### Exercise objective
Output every record below exactly as it appears.
Begin Listing
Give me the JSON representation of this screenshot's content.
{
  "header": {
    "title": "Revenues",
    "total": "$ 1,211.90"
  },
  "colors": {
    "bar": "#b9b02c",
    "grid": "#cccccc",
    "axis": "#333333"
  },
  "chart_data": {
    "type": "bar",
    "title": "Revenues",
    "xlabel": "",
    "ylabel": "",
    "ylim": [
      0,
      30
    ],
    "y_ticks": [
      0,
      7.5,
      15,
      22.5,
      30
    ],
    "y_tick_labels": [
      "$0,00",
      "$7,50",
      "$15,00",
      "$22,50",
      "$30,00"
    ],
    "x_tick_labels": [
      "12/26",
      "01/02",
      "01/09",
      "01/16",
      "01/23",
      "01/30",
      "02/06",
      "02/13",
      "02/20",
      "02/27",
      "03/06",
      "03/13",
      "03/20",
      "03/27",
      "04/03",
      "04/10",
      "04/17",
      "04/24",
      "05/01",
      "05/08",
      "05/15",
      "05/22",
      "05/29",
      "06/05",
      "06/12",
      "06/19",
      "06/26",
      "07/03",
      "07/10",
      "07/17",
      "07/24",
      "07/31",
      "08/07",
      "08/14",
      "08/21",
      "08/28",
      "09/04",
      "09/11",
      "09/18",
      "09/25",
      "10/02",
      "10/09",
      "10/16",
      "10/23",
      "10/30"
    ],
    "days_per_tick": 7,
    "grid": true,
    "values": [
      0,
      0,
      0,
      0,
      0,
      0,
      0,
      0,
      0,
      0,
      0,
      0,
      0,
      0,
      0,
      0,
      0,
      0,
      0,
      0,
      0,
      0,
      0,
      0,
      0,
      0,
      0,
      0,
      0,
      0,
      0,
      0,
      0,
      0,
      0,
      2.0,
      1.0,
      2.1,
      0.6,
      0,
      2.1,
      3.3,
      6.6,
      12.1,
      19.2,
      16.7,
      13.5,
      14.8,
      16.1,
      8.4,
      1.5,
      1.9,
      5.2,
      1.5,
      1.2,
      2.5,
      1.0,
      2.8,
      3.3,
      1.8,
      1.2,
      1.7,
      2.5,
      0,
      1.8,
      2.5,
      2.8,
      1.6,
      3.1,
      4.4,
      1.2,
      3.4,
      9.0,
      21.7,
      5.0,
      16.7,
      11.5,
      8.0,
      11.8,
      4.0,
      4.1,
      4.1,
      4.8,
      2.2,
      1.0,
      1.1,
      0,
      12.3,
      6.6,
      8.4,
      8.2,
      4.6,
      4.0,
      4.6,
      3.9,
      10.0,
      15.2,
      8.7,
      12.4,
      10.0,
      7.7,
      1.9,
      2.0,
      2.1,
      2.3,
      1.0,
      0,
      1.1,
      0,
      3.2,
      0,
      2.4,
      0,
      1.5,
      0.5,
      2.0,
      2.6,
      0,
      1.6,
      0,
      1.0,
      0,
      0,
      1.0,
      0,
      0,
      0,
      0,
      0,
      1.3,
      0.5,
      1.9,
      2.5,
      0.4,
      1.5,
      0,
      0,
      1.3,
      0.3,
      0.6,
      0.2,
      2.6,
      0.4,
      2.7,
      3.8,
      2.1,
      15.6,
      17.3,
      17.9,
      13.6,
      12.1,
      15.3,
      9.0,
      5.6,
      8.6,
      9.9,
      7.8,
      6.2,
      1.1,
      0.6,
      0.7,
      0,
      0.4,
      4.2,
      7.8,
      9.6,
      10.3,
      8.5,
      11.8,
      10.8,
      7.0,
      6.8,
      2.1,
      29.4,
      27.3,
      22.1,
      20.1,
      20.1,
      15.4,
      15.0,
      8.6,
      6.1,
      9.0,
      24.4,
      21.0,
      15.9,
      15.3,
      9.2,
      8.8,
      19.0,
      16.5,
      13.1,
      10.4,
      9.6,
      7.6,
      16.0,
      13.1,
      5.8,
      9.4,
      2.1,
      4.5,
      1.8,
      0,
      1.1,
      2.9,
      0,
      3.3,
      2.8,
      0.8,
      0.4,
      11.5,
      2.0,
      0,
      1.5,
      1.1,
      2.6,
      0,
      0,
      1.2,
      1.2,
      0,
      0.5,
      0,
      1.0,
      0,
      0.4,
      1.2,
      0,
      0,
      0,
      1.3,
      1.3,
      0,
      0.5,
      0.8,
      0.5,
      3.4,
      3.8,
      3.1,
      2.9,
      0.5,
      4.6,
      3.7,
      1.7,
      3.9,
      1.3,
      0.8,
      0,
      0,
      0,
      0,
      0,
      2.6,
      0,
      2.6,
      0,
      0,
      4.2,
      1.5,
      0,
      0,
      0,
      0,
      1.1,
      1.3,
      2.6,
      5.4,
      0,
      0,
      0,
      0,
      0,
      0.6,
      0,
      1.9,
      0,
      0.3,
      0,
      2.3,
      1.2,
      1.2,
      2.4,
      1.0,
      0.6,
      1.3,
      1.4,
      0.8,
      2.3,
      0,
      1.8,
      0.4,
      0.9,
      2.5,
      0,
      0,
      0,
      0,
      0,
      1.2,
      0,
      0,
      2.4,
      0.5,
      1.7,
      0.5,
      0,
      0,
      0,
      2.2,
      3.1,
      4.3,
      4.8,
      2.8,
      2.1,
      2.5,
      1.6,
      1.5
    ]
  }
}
End Listing
### Solution for this exercise
Give me the JSON representation of this screenshot's content.
{
  "header": {
    "title": "Revenues",
    "total": "$ 1,211.90"
  },
  "colors": {
    "bar": "#b9b02c",
    "grid": "#cccccc",
    "axis": "#333333"
  },
  "chart_data": {
    "type": "bar",
    "title": "Revenues",
    "xlabel": "",
    "ylabel": "",
    "ylim": [
      0,
      30
    ],
    "y_ticks": [
      0,
      7.5,
      15,
      22.5,
      30
    ],
    "y_tick_labels": [
      "$0,00",
      "$7,50",
      "$15,00",
      "$22,50",
      "$30,00"
    ],
    "x_tick_labels": [
      "12/26",
      "01/02",
      "01/09",
      "01/16",
      "01/23",
      "01/30",
      "02/06",
      "02/13",
      "02/20",
      "02/27",
      "03/06",
      "03/13",
      "03/20",
      "03/27",
      "04/03",
      "04/10",
      "04/17",
      "04/24",
      "05/01",
      "05/08",
      "05/15",
      "05/22",
      "05/29",
      "06/05",
      "06/12",
      "06/19",
      "06/26",
      "07/03",
      "07/10",
      "07/17",
      "07/24",
      "07/31",
      "08/07",
      "08/14",
      "08/21",
      "08/28",
      "09/04",
      "09/11",
      "09/18",
      "09/25",
      "10/02",
      "10/09",
      "10/16",
      "10/23",
      "10/30"
    ],
    "days_per_tick": 7,
    "grid": true,
    "values": [
      0,
      0,
      0,
      0,
      0,
      0,
      0,
      0,
      0,
      0,
      0,
      0,
      0,
      0,
      0,
      0,
      0,
      0,
      0,
      0,
      0,
      0,
      0,
      0,
      0,
      0,
      0,
      0,
      0,
      0,
      0,
      0,
      0,
      0,
      0,
      2.0,
      1.0,
      2.1,
      0.6,
      0,
      2.1,
      3.3,
      6.6,
      12.1,
      19.2,
      16.7,
      13.5,
      14.8,
      16.1,
      8.4,
      1.5,
      1.9,
      5.2,
      1.5,
      1.2,
      2.5,
      1.0,
      2.8,
      3.3,
      1.8,
      1.2,
      1.7,
      2.5,
      0,
      1.8,
      2.5,
      2.8,
      1.6,
      3.1,
      4.4,
      1.2,
      3.4,
      9.0,
      21.7,
      5.0,
      16.7,
      11.5,
      8.0,
      11.8,
      4.0,
      4.1,
      4.1,
      4.8,
      2.2,
      1.0,
      1.1,
      0,
      12.3,
      6.6,
      8.4,
      8.2,
      4.6,
      4.0,
      4.6,
      3.9,
      10.0,
      15.2,
      8.7,
      12.4,
      10.0,
      7.7,
      1.9,
      2.0,
      2.1,
      2.3,
      1.0,
      0,
      1.1,
      0,
      3.2,
      0,
      2.4,
      0,
      1.5,
      0.5,
      2.0,
      2.6,
      0,
      1.6,
      0,
      1.0,
      0,
      0,
      1.0,
      0,
      0,
      0,
      0,
      0,
      1.3,
      0.5,
      1.9,
      2.5,
      0.4,
      1.5,
      0,
      0,
      1.3,
      0.3,
      0.6,
      0.2,
      2.6,
      0.4,
      2.7,
      3.8,
      2.1,
      15.6,
      17.3,
      17.9,
      13.6,
      12.1,
      15.3,
      9.0,
      5.6,
      8.6,
      9.9,
      7.8,
      6.2,
      1.1,
      0.6,
      0.7,
      0,
      0.4,
      4.2,
      7.8,
      9.6,
      10.3,
      8.5,
      11.8,
      10.8,
      7.0,
      6.8,
      2.1,
      29.4,
      27.3,
      22.1,
      20.1,
      20.1,
      15.4,
      15.0,
      8.6,
      6.1,
      9.0,
      24.4,
      21.0,
      15.9,
      15.3,
      9.2,
      8.8,
      19.0,
      16.5,
      13.1,
      10.4,
      9.6,
      7.6,
      16.0,
      13.1,
      5.8,
      9.4,
      2.1,
      4.5,
      1.8,
      0,
      1.1,
      2.9,
      0,
      3.3,
      2.8,
      0.8,
      0.4,
      11.5,
      2.0,
      0,
      1.5,
      1.1,
      2.6,
      0,
      0,
      1.2,
      1.2,
      0,
      0.5,
      0,
      1.0,
      0,
      0.4,
      1.2,
      0,
      0,
      0,
      1.3,
      1.3,
      0,
      0.5,
      0.8,
      0.5,
      3.4,
      3.8,
      3.1,
      2.9,
      0.5,
      4.6,
      3.7,
      1.7,
      3.9,
      1.3,
      0.8,
      0,
      0,
      0,
      0,
      0,
      2.6,
      0,
      2.6,
      0,
      0,
      4.2,
      1.5,
      0,
      0,
      0,
      0,
      1.1,
      1.3,
      2.6,
      5.4,
      0,
      0,
      0,
      0,
      0,
      0.6,
      0,
      1.9,
      0,
      0.3,
      0,
      2.3,
      1.2,
      1.2,
      2.4,
      1.0,
      0.6,
      1.3,
      1.4,
      0.8,
      2.3,
      0,
      1.8,
      0.4,
      0.9,
      2.5,
      0,
      0,
      0,
      0,
      0,
      1.2,
      0,
      0,
      2.4,
      0.5,
      1.7,
      0.5,
      0,
      0,
      0,
      2.2,
      3.1,
      4.3,
      4.8,
      2.8,
      2.1,
      2.5,
      1.6,
      1.5
    ]
  }
}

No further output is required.